Reproduce the listing below in its entirety. Change nothing.

Begin Material for this task

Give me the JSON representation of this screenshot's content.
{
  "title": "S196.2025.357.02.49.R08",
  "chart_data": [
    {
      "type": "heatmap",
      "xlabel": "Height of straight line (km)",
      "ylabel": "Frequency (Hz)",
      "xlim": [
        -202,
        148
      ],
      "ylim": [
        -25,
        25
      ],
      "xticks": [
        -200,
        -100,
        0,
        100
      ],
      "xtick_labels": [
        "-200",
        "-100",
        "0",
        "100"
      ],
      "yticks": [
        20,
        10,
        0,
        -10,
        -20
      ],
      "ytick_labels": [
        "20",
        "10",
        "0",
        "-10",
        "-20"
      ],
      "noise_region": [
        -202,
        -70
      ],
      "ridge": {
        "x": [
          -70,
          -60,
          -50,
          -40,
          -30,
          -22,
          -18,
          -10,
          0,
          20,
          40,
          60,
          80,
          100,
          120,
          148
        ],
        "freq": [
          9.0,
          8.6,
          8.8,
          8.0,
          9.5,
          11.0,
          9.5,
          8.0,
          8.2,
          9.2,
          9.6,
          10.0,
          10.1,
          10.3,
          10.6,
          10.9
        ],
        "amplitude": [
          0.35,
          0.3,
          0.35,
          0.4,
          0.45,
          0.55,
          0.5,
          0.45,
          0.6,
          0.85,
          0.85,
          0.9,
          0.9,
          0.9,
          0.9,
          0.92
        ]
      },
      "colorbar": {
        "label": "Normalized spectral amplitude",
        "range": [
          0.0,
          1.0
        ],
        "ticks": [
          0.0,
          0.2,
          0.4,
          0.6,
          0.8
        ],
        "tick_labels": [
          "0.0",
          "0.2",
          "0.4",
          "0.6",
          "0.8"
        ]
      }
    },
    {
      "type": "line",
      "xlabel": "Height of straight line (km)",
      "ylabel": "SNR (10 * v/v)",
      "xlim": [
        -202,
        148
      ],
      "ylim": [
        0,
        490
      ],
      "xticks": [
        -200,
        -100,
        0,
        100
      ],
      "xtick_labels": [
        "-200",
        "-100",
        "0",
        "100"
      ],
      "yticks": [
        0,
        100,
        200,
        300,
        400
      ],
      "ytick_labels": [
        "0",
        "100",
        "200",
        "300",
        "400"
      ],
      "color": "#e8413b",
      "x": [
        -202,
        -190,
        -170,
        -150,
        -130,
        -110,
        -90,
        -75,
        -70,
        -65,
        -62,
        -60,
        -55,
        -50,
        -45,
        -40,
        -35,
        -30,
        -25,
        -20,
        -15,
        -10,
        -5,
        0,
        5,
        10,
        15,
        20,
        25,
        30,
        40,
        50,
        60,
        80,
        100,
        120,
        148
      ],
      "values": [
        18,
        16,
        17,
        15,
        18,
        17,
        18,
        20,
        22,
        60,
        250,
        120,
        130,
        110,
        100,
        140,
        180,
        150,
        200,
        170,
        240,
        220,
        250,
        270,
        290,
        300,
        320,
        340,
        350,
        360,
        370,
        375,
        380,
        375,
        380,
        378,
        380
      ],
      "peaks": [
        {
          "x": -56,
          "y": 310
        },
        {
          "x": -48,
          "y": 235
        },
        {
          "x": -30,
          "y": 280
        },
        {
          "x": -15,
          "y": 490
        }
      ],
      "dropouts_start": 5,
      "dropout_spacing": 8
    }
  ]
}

End Material for this task

Written solution |
Give me the JSON representation of this screenshot's content.
{
  "title": "S196.2025.357.02.49.R08",
  "chart_data": [
    {
      "type": "heatmap",
      "xlabel": "Height of straight line (km)",
      "ylabel": "Frequency (Hz)",
      "xlim": [
        -202,
        148
      ],
      "ylim": [
        -25,
        25
      ],
      "xticks": [
        -200,
        -100,
        0,
        100
      ],
      "xtick_labels": [
        "-200",
        "-100",
        "0",
        "100"
      ],
      "yticks": [
        20,
        10,
        0,
        -10,
        -20
      ],
      "ytick_labels": [
        "20",
        "10",
        "0",
        "-10",
        "-20"
      ],
      "noise_region": [
        -202,
        -70
      ],
      "ridge": {
        "x": [
          -70,
          -60,
          -50,
          -40,
          -30,
          -22,
          -18,
          -10,
          0,
          20,
          40,
          60,
          80,
          100,
          120,
          148
        ],
        "freq": [
          9.0,
          8.6,
          8.8,
          8.0,
          9.5,
          11.0,
          9.5,
          8.0,
          8.2,
          9.2,
          9.6,
          10.0,
          10.1,
          10.3,
          10.6,
          10.9
        ],
        "amplitude": [
          0.35,
          0.3,
          0.35,
          0.4,
          0.45,
          0.55,
          0.5,
          0.45,
          0.6,
          0.85,
          0.85,
          0.9,
          0.9,
          0.9,
          0.9,
          0.92
        ]
      },
      "colorbar": {
        "label": "Normalized spectral amplitude",
        "range": [
          0.0,
          1.0
        ],
        "ticks": [
          0.0,
          0.2,
          0.4,
          0.6,
          0.8
        ],
        "tick_labels": [
          "0.0",
          "0.2",
          "0.4",
          "0.6",
          "0.8"
        ]
      }
    },
    {
      "type": "line",
      "xlabel": "Height of straight line (km)",
      "ylabel": "SNR (10 * v/v)",
      "xlim": [
        -202,
        148
      ],
      "ylim": [
        0,
        490
      ],
      "xticks": [
        -200,
        -100,
        0,
        100
      ],
      "xtick_labels": [
        "-200",
        "-100",
        "0",
        "100"
      ],
      "yticks": [
        0,
        100,
        200,
        300,
        400
      ],
      "ytick_labels": [
        "0",
        "100",
        "200",
        "300",
        "400"
      ],
      "color": "#e8413b",
      "x": [
        -202,
        -190,
        -170,
        -150,
        -130,
        -110,
        -90,
        -75,
        -70,
        -65,
        -62,
        -60,
        -55,
        -50,
        -45,
        -40,
        -35,
        -30,
        -25,
        -20,
        -15,
        -10,
        -5,
        0,
        5,
        10,
        15,
        20,
        25,
        30,
        40,
        50,
        60,
        80,
        100,
        120,
        148
      ],
      "values": [
        18,
        16,
        17,
        15,
        18,
        17,
        18,
        20,
        22,
        60,
        250,
        120,
        130,
        110,
        100,
        140,
        180,
        150,
        200,
        170,
        240,
        220,
        250,
        270,
        290,
        300,
        320,
        340,
        350,
        360,
        370,
        375,
        380,
        375,
        380,
        378,
        380
      ],
      "peaks": [
        {
          "x": -56,
          "y": 310
        },
        {
          "x": -48,
          "y": 235
        },
        {
          "x": -30,
          "y": 280
        },
        {
          "x": -15,
          "y": 490
        }
      ],
      "dropouts_start": 5,
      "dropout_spacing": 8
    }
  ]
}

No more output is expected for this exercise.